GOAL:
Show all lines from the data that include the word "password".

Collected data:
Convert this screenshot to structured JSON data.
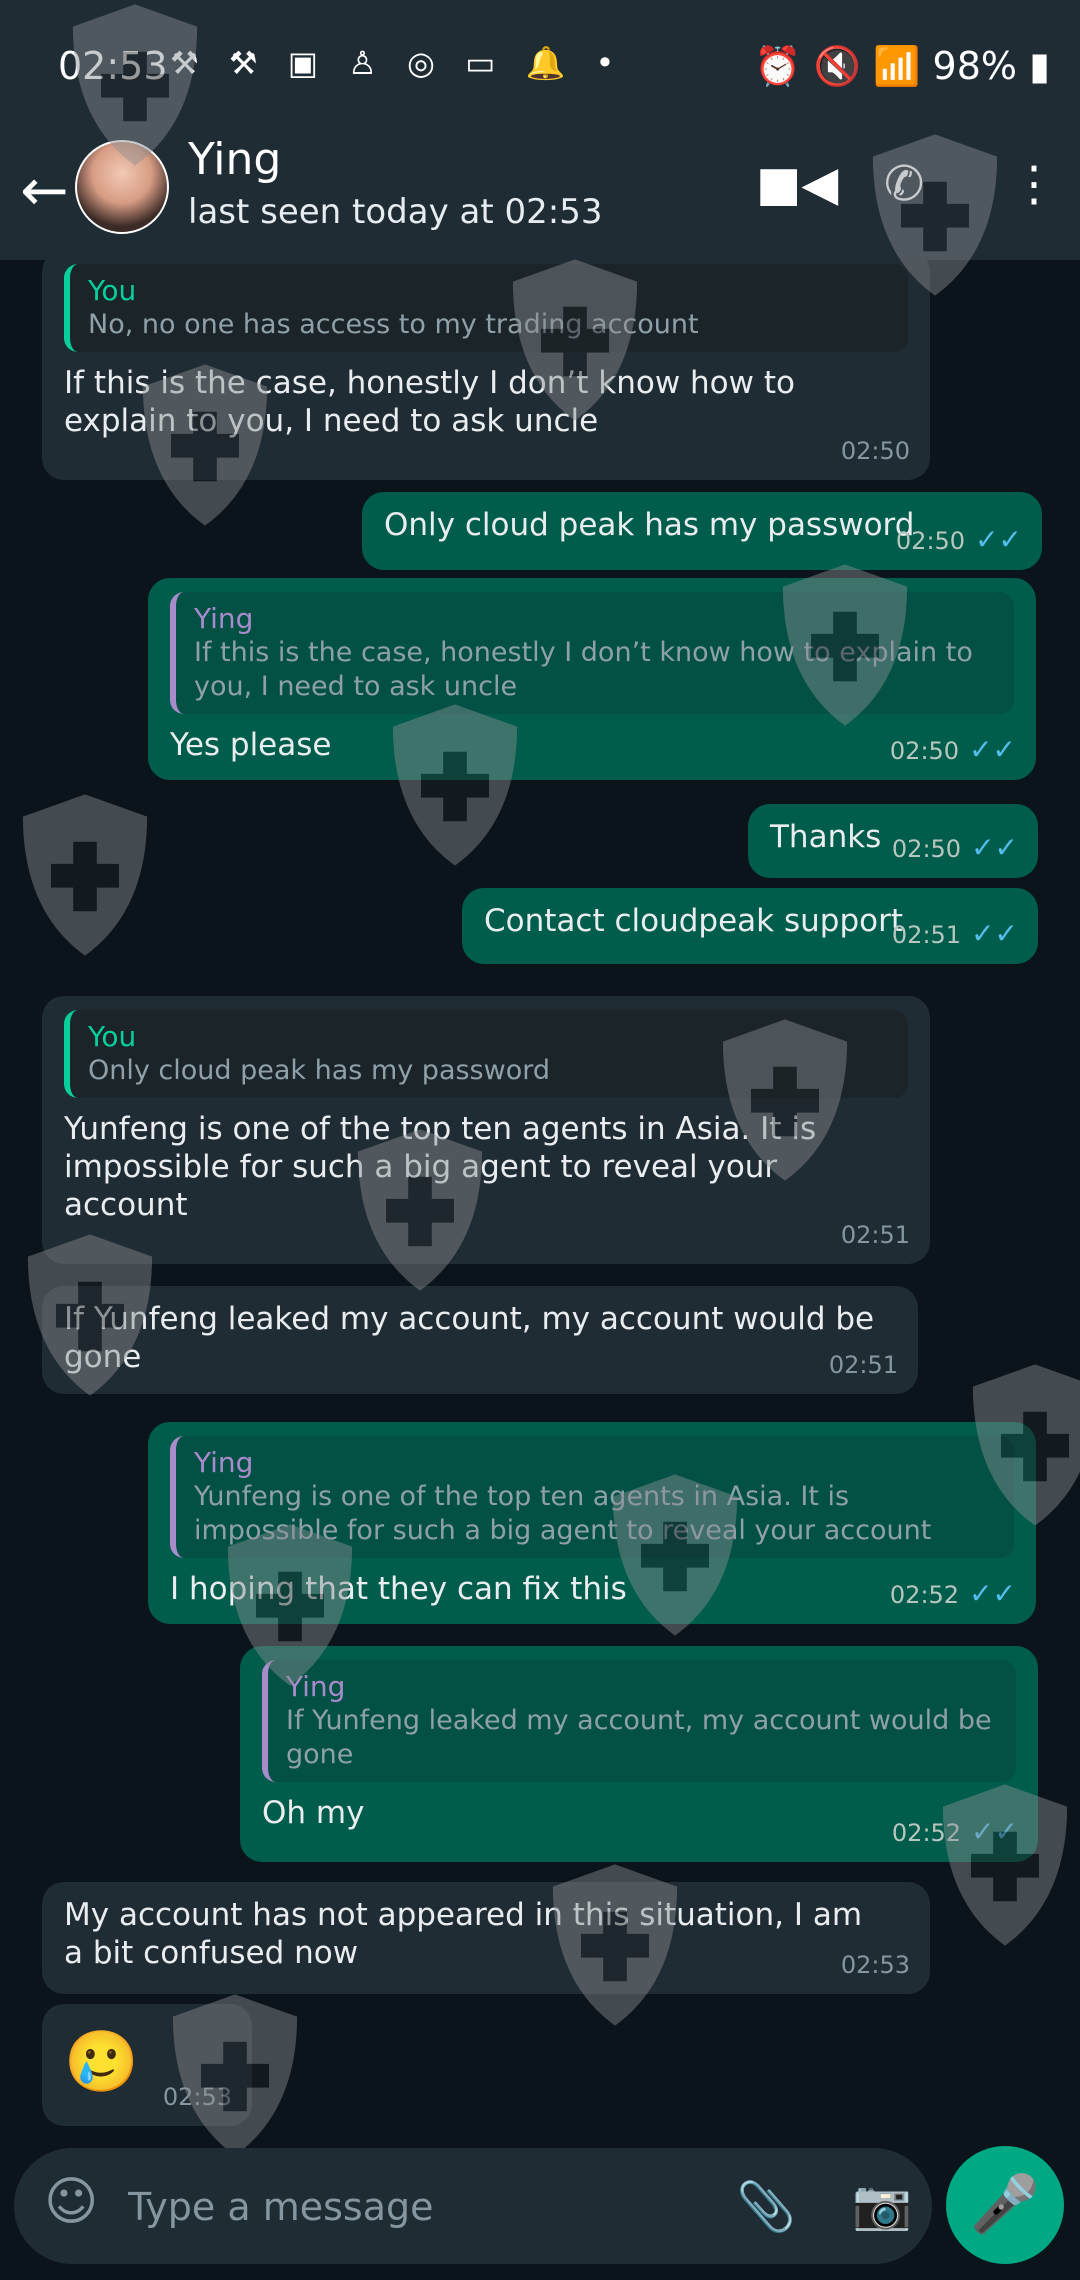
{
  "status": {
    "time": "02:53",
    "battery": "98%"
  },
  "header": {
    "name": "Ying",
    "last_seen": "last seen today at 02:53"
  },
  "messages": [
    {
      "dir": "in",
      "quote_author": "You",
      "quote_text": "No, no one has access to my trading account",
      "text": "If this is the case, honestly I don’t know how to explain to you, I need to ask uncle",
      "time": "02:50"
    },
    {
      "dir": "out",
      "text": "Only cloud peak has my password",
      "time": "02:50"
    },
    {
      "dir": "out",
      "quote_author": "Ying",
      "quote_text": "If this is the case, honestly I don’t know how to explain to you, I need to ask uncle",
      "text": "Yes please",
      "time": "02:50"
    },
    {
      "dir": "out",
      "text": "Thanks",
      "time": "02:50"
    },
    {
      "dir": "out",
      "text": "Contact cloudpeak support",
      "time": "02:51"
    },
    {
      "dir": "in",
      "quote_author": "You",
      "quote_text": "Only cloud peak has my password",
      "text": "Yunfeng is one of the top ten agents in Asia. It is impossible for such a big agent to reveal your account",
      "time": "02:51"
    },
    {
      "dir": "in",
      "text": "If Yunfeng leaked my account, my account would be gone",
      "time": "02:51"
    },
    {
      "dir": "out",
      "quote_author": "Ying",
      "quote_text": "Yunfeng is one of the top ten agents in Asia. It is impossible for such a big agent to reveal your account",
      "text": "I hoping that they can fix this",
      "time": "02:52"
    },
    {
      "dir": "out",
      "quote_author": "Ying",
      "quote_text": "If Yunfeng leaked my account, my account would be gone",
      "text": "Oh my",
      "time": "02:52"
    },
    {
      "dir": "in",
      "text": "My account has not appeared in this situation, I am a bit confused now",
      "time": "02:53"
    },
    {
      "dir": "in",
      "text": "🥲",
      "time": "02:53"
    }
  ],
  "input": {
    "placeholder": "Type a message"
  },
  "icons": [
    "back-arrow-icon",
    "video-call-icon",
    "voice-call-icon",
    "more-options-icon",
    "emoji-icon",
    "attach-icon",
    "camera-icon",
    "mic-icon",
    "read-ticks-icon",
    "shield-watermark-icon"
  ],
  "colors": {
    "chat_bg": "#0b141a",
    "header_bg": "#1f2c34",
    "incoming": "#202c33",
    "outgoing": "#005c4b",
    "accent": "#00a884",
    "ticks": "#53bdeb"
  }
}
* * *
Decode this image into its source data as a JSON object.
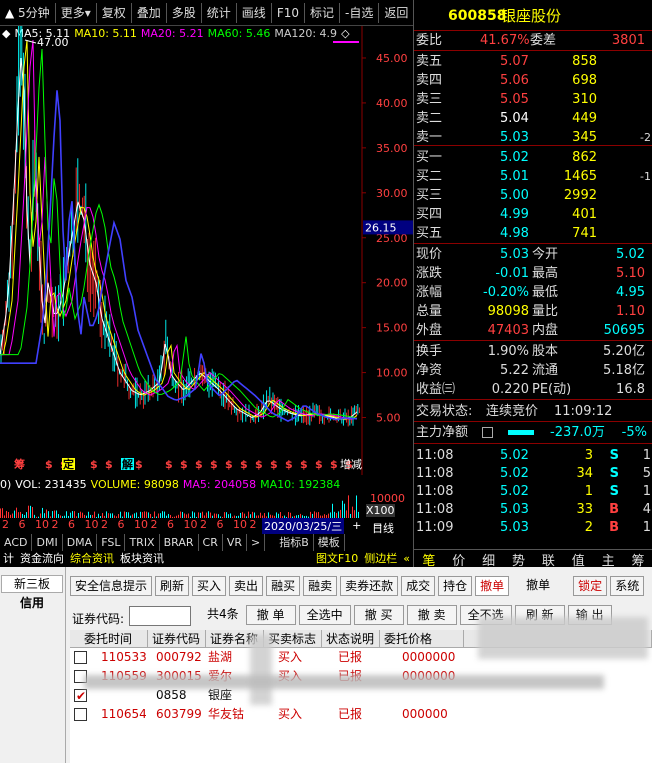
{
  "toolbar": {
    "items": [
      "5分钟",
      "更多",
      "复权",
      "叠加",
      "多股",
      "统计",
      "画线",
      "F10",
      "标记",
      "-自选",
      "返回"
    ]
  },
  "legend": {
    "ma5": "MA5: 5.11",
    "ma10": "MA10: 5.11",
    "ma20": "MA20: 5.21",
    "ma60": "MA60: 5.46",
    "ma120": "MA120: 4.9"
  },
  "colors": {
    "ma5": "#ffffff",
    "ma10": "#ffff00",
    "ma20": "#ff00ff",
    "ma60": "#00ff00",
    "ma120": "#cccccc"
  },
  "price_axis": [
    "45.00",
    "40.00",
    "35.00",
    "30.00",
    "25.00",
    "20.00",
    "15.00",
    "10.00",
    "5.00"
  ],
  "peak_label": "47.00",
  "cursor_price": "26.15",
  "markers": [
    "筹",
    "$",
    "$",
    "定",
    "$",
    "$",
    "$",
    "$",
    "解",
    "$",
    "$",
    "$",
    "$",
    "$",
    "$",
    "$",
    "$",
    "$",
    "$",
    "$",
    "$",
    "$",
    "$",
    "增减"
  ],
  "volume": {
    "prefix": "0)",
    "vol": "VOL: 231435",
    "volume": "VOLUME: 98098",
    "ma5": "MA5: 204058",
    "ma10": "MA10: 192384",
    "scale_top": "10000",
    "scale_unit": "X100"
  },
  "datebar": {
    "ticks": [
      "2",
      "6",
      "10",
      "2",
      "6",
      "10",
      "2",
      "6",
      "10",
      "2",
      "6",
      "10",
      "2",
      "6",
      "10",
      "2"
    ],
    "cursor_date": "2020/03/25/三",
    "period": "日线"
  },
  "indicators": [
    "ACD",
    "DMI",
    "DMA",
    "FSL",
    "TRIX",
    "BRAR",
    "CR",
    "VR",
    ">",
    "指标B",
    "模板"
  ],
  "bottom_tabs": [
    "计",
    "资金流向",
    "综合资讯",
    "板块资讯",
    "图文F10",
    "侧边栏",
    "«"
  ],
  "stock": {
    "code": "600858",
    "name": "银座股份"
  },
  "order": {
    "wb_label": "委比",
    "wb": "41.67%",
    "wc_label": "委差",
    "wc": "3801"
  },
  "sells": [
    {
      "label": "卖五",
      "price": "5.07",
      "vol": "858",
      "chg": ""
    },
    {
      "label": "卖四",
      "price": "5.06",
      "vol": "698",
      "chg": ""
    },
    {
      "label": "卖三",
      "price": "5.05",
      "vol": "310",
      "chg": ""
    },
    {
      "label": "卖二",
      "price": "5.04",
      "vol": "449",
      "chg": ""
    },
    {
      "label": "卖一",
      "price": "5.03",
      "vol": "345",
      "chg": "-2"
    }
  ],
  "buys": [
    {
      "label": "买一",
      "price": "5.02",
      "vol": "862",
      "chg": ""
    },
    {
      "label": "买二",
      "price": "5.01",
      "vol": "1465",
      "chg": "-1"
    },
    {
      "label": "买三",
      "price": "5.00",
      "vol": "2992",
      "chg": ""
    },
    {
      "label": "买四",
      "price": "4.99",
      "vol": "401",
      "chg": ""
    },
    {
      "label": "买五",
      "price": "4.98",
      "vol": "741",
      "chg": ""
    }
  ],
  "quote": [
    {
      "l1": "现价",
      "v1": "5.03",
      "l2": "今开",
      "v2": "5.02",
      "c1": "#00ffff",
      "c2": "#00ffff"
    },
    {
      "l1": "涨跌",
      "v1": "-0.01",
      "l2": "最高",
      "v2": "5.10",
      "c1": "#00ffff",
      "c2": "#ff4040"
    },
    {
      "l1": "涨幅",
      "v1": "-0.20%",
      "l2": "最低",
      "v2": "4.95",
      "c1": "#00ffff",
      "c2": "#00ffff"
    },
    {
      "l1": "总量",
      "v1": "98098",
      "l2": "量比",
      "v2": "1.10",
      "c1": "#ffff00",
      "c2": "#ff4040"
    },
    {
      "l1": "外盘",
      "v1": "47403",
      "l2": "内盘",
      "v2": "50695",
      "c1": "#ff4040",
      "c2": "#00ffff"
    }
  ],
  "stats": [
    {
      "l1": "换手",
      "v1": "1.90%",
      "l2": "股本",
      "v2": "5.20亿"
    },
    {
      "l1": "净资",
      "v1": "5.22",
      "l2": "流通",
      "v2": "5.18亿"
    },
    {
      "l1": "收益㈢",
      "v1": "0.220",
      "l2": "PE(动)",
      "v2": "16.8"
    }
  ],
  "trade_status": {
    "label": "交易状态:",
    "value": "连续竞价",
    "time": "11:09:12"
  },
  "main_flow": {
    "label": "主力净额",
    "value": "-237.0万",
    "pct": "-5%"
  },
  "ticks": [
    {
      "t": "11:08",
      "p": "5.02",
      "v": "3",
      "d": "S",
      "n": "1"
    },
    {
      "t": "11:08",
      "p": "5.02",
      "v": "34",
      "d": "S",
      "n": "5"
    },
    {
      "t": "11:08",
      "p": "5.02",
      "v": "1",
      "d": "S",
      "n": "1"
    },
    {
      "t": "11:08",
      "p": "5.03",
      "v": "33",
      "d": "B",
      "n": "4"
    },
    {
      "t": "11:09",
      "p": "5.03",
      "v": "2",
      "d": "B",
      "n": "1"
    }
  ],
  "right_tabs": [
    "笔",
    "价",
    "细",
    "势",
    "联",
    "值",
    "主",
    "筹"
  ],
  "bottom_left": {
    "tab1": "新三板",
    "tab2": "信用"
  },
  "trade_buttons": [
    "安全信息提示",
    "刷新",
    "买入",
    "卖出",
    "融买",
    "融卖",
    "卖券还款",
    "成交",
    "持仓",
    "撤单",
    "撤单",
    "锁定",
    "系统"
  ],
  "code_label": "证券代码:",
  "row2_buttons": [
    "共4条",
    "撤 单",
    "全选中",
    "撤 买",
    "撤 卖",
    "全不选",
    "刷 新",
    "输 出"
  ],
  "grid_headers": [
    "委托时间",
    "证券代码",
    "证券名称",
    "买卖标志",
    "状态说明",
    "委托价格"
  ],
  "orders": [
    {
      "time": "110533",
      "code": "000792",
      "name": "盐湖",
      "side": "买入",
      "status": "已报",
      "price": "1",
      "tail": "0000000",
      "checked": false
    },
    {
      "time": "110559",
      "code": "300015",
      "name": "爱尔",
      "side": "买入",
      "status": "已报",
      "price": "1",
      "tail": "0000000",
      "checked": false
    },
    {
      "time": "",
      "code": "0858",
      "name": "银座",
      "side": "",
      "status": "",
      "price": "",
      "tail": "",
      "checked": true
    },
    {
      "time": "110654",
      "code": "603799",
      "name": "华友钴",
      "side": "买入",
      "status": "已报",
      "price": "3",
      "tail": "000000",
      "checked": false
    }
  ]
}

ANSWER IN FULL:
      "text": "Only cloud peak has my password",
      "quote_text": "Only cloud peak has my password",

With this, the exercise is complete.